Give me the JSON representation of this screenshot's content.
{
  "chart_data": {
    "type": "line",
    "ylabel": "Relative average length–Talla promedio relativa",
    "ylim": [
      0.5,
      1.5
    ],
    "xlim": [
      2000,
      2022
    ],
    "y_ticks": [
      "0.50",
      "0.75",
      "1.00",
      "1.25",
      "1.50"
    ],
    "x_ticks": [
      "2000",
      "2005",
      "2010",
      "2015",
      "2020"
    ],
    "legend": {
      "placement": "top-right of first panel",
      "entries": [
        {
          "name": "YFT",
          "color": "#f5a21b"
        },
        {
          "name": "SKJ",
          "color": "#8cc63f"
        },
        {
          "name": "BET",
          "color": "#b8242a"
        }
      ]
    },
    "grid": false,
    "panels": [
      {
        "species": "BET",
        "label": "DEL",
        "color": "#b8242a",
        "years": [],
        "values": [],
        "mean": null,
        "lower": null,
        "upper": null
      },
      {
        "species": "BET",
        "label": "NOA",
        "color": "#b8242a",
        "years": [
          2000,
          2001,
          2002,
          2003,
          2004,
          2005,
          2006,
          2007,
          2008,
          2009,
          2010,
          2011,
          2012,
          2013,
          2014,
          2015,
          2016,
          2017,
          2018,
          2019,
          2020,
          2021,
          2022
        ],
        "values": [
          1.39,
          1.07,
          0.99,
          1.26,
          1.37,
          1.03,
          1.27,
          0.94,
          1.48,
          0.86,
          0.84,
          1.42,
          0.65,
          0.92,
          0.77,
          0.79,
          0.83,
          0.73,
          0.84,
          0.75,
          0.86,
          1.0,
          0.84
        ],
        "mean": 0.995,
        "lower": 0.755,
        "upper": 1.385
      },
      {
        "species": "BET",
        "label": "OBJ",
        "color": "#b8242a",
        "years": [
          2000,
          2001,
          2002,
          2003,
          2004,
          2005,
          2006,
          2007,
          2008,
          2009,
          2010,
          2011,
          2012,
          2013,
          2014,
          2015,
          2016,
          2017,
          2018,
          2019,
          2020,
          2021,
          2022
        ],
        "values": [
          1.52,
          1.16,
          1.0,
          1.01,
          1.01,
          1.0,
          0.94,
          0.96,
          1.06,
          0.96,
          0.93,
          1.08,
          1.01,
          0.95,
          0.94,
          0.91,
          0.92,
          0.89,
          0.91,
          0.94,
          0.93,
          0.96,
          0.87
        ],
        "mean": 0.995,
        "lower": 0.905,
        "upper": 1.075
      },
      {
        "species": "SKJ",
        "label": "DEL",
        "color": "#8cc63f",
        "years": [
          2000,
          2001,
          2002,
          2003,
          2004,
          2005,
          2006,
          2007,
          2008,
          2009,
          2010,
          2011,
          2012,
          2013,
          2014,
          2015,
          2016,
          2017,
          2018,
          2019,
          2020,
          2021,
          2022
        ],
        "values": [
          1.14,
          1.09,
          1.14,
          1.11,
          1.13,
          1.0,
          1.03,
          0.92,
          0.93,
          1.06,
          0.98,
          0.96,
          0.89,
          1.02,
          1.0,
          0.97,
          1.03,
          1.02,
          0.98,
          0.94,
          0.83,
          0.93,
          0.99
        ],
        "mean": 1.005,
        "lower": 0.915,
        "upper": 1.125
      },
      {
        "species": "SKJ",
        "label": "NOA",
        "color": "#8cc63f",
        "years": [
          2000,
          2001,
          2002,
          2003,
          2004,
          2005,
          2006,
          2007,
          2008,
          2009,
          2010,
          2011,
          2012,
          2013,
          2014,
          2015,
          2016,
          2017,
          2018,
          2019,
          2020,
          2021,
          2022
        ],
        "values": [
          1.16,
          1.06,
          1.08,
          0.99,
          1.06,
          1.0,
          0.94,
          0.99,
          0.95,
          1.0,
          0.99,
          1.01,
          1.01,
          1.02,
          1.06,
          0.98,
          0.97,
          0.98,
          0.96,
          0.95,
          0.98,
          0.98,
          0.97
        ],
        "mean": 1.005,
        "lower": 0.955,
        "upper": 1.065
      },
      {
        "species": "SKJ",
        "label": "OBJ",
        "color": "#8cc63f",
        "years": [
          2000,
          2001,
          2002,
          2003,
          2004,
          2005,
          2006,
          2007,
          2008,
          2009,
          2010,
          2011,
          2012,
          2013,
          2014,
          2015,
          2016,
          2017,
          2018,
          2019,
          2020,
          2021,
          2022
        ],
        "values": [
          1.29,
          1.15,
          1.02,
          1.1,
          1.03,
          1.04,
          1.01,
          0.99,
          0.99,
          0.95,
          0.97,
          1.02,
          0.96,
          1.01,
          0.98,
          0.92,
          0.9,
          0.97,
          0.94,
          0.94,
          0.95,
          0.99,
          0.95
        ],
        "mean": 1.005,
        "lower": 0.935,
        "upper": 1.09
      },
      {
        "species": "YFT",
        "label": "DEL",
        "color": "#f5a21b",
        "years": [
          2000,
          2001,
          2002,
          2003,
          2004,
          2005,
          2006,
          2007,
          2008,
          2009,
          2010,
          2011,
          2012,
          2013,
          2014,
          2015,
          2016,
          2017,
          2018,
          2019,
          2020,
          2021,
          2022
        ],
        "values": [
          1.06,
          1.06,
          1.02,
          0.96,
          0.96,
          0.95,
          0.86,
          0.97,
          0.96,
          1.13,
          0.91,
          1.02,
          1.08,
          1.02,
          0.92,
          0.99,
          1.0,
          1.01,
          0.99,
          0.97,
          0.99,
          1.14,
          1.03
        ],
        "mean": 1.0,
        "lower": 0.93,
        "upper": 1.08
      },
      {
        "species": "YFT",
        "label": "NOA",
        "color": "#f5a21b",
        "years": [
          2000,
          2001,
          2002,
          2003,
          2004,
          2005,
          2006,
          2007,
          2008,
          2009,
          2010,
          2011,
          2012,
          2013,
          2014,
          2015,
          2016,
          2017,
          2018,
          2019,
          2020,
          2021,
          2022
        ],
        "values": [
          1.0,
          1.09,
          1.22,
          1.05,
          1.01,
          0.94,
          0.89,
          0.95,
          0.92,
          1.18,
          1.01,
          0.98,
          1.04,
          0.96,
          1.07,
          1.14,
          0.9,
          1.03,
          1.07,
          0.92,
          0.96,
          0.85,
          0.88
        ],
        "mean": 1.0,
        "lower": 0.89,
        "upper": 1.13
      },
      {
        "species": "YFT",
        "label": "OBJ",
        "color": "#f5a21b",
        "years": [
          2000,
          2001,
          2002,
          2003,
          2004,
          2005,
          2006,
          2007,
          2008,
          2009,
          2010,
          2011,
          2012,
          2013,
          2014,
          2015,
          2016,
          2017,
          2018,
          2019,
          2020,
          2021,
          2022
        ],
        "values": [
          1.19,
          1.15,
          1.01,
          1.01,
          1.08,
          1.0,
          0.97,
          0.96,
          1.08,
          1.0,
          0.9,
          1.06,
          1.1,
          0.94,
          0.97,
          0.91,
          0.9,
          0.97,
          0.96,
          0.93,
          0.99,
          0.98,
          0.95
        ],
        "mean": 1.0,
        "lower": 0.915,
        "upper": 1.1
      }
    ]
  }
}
——————————
Challenge => Without leaving anything out, quote all the data.

Answer to this problem =>
Give me the JSON representation of this screenshot's content.
{
  "chart_data": {
    "type": "line",
    "ylabel": "Relative average length–Talla promedio relativa",
    "ylim": [
      0.5,
      1.5
    ],
    "xlim": [
      2000,
      2022
    ],
    "y_ticks": [
      "0.50",
      "0.75",
      "1.00",
      "1.25",
      "1.50"
    ],
    "x_ticks": [
      "2000",
      "2005",
      "2010",
      "2015",
      "2020"
    ],
    "legend": {
      "placement": "top-right of first panel",
      "entries": [
        {
          "name": "YFT",
          "color": "#f5a21b"
        },
        {
          "name": "SKJ",
          "color": "#8cc63f"
        },
        {
          "name": "BET",
          "color": "#b8242a"
        }
      ]
    },
    "grid": false,
    "panels": [
      {
        "species": "BET",
        "label": "DEL",
        "color": "#b8242a",
        "years": [],
        "values": [],
        "mean": null,
        "lower": null,
        "upper": null
      },
      {
        "species": "BET",
        "label": "NOA",
        "color": "#b8242a",
        "years": [
          2000,
          2001,
          2002,
          2003,
          2004,
          2005,
          2006,
          2007,
          2008,
          2009,
          2010,
          2011,
          2012,
          2013,
          2014,
          2015,
          2016,
          2017,
          2018,
          2019,
          2020,
          2021,
          2022
        ],
        "values": [
          1.39,
          1.07,
          0.99,
          1.26,
          1.37,
          1.03,
          1.27,
          0.94,
          1.48,
          0.86,
          0.84,
          1.42,
          0.65,
          0.92,
          0.77,
          0.79,
          0.83,
          0.73,
          0.84,
          0.75,
          0.86,
          1.0,
          0.84
        ],
        "mean": 0.995,
        "lower": 0.755,
        "upper": 1.385
      },
      {
        "species": "BET",
        "label": "OBJ",
        "color": "#b8242a",
        "years": [
          2000,
          2001,
          2002,
          2003,
          2004,
          2005,
          2006,
          2007,
          2008,
          2009,
          2010,
          2011,
          2012,
          2013,
          2014,
          2015,
          2016,
          2017,
          2018,
          2019,
          2020,
          2021,
          2022
        ],
        "values": [
          1.52,
          1.16,
          1.0,
          1.01,
          1.01,
          1.0,
          0.94,
          0.96,
          1.06,
          0.96,
          0.93,
          1.08,
          1.01,
          0.95,
          0.94,
          0.91,
          0.92,
          0.89,
          0.91,
          0.94,
          0.93,
          0.96,
          0.87
        ],
        "mean": 0.995,
        "lower": 0.905,
        "upper": 1.075
      },
      {
        "species": "SKJ",
        "label": "DEL",
        "color": "#8cc63f",
        "years": [
          2000,
          2001,
          2002,
          2003,
          2004,
          2005,
          2006,
          2007,
          2008,
          2009,
          2010,
          2011,
          2012,
          2013,
          2014,
          2015,
          2016,
          2017,
          2018,
          2019,
          2020,
          2021,
          2022
        ],
        "values": [
          1.14,
          1.09,
          1.14,
          1.11,
          1.13,
          1.0,
          1.03,
          0.92,
          0.93,
          1.06,
          0.98,
          0.96,
          0.89,
          1.02,
          1.0,
          0.97,
          1.03,
          1.02,
          0.98,
          0.94,
          0.83,
          0.93,
          0.99
        ],
        "mean": 1.005,
        "lower": 0.915,
        "upper": 1.125
      },
      {
        "species": "SKJ",
        "label": "NOA",
        "color": "#8cc63f",
        "years": [
          2000,
          2001,
          2002,
          2003,
          2004,
          2005,
          2006,
          2007,
          2008,
          2009,
          2010,
          2011,
          2012,
          2013,
          2014,
          2015,
          2016,
          2017,
          2018,
          2019,
          2020,
          2021,
          2022
        ],
        "values": [
          1.16,
          1.06,
          1.08,
          0.99,
          1.06,
          1.0,
          0.94,
          0.99,
          0.95,
          1.0,
          0.99,
          1.01,
          1.01,
          1.02,
          1.06,
          0.98,
          0.97,
          0.98,
          0.96,
          0.95,
          0.98,
          0.98,
          0.97
        ],
        "mean": 1.005,
        "lower": 0.955,
        "upper": 1.065
      },
      {
        "species": "SKJ",
        "label": "OBJ",
        "color": "#8cc63f",
        "years": [
          2000,
          2001,
          2002,
          2003,
          2004,
          2005,
          2006,
          2007,
          2008,
          2009,
          2010,
          2011,
          2012,
          2013,
          2014,
          2015,
          2016,
          2017,
          2018,
          2019,
          2020,
          2021,
          2022
        ],
        "values": [
          1.29,
          1.15,
          1.02,
          1.1,
          1.03,
          1.04,
          1.01,
          0.99,
          0.99,
          0.95,
          0.97,
          1.02,
          0.96,
          1.01,
          0.98,
          0.92,
          0.9,
          0.97,
          0.94,
          0.94,
          0.95,
          0.99,
          0.95
        ],
        "mean": 1.005,
        "lower": 0.935,
        "upper": 1.09
      },
      {
        "species": "YFT",
        "label": "DEL",
        "color": "#f5a21b",
        "years": [
          2000,
          2001,
          2002,
          2003,
          2004,
          2005,
          2006,
          2007,
          2008,
          2009,
          2010,
          2011,
          2012,
          2013,
          2014,
          2015,
          2016,
          2017,
          2018,
          2019,
          2020,
          2021,
          2022
        ],
        "values": [
          1.06,
          1.06,
          1.02,
          0.96,
          0.96,
          0.95,
          0.86,
          0.97,
          0.96,
          1.13,
          0.91,
          1.02,
          1.08,
          1.02,
          0.92,
          0.99,
          1.0,
          1.01,
          0.99,
          0.97,
          0.99,
          1.14,
          1.03
        ],
        "mean": 1.0,
        "lower": 0.93,
        "upper": 1.08
      },
      {
        "species": "YFT",
        "label": "NOA",
        "color": "#f5a21b",
        "years": [
          2000,
          2001,
          2002,
          2003,
          2004,
          2005,
          2006,
          2007,
          2008,
          2009,
          2010,
          2011,
          2012,
          2013,
          2014,
          2015,
          2016,
          2017,
          2018,
          2019,
          2020,
          2021,
          2022
        ],
        "values": [
          1.0,
          1.09,
          1.22,
          1.05,
          1.01,
          0.94,
          0.89,
          0.95,
          0.92,
          1.18,
          1.01,
          0.98,
          1.04,
          0.96,
          1.07,
          1.14,
          0.9,
          1.03,
          1.07,
          0.92,
          0.96,
          0.85,
          0.88
        ],
        "mean": 1.0,
        "lower": 0.89,
        "upper": 1.13
      },
      {
        "species": "YFT",
        "label": "OBJ",
        "color": "#f5a21b",
        "years": [
          2000,
          2001,
          2002,
          2003,
          2004,
          2005,
          2006,
          2007,
          2008,
          2009,
          2010,
          2011,
          2012,
          2013,
          2014,
          2015,
          2016,
          2017,
          2018,
          2019,
          2020,
          2021,
          2022
        ],
        "values": [
          1.19,
          1.15,
          1.01,
          1.01,
          1.08,
          1.0,
          0.97,
          0.96,
          1.08,
          1.0,
          0.9,
          1.06,
          1.1,
          0.94,
          0.97,
          0.91,
          0.9,
          0.97,
          0.96,
          0.93,
          0.99,
          0.98,
          0.95
        ],
        "mean": 1.0,
        "lower": 0.915,
        "upper": 1.1
      }
    ]
  }
}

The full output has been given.